____ Records to process

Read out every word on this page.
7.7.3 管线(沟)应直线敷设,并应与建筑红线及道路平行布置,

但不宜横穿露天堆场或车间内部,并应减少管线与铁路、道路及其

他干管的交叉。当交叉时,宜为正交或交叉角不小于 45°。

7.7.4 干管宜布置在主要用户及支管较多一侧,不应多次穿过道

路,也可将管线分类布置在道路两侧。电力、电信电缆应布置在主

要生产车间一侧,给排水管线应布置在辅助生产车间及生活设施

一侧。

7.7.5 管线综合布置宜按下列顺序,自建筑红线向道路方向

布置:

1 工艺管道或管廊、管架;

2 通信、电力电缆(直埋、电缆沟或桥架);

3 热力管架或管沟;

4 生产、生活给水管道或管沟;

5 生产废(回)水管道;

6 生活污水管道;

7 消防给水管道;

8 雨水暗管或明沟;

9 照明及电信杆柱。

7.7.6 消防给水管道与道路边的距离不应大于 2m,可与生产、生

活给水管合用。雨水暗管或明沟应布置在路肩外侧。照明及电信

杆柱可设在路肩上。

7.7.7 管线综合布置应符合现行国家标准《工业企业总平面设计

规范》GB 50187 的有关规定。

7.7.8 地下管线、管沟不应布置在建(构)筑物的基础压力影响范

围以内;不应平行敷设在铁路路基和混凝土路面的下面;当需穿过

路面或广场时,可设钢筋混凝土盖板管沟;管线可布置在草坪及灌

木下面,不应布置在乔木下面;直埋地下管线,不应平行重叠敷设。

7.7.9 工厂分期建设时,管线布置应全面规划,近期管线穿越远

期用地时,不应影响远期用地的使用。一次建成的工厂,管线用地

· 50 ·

________

Task statement:
Your task is to output all of the data above word for word.

Exercise response:
Read out every word on this page.
7.7.3 管线(沟)应直线敷设,并应与建筑红线及道路平行布置,

但不宜横穿露天堆场或车间内部,并应减少管线与铁路、道路及其

他干管的交叉。当交叉时,宜为正交或交叉角不小于 45°。

7.7.4 干管宜布置在主要用户及支管较多一侧,不应多次穿过道

路,也可将管线分类布置在道路两侧。电力、电信电缆应布置在主

要生产车间一侧,给排水管线应布置在辅助生产车间及生活设施

一侧。

7.7.5 管线综合布置宜按下列顺序,自建筑红线向道路方向

布置:

1 工艺管道或管廊、管架;

2 通信、电力电缆(直埋、电缆沟或桥架);

3 热力管架或管沟;

4 生产、生活给水管道或管沟;

5 生产废(回)水管道;

6 生活污水管道;

7 消防给水管道;

8 雨水暗管或明沟;

9 照明及电信杆柱。

7.7.6 消防给水管道与道路边的距离不应大于 2m,可与生产、生

活给水管合用。雨水暗管或明沟应布置在路肩外侧。照明及电信

杆柱可设在路肩上。

7.7.7 管线综合布置应符合现行国家标准《工业企业总平面设计

规范》GB 50187 的有关规定。

7.7.8 地下管线、管沟不应布置在建(构)筑物的基础压力影响范

围以内;不应平行敷设在铁路路基和混凝土路面的下面;当需穿过

路面或广场时,可设钢筋混凝土盖板管沟;管线可布置在草坪及灌

木下面,不应布置在乔木下面;直埋地下管线,不应平行重叠敷设。

7.7.9 工厂分期建设时,管线布置应全面规划,近期管线穿越远

期用地时,不应影响远期用地的使用。一次建成的工厂,管线用地

· 50 ·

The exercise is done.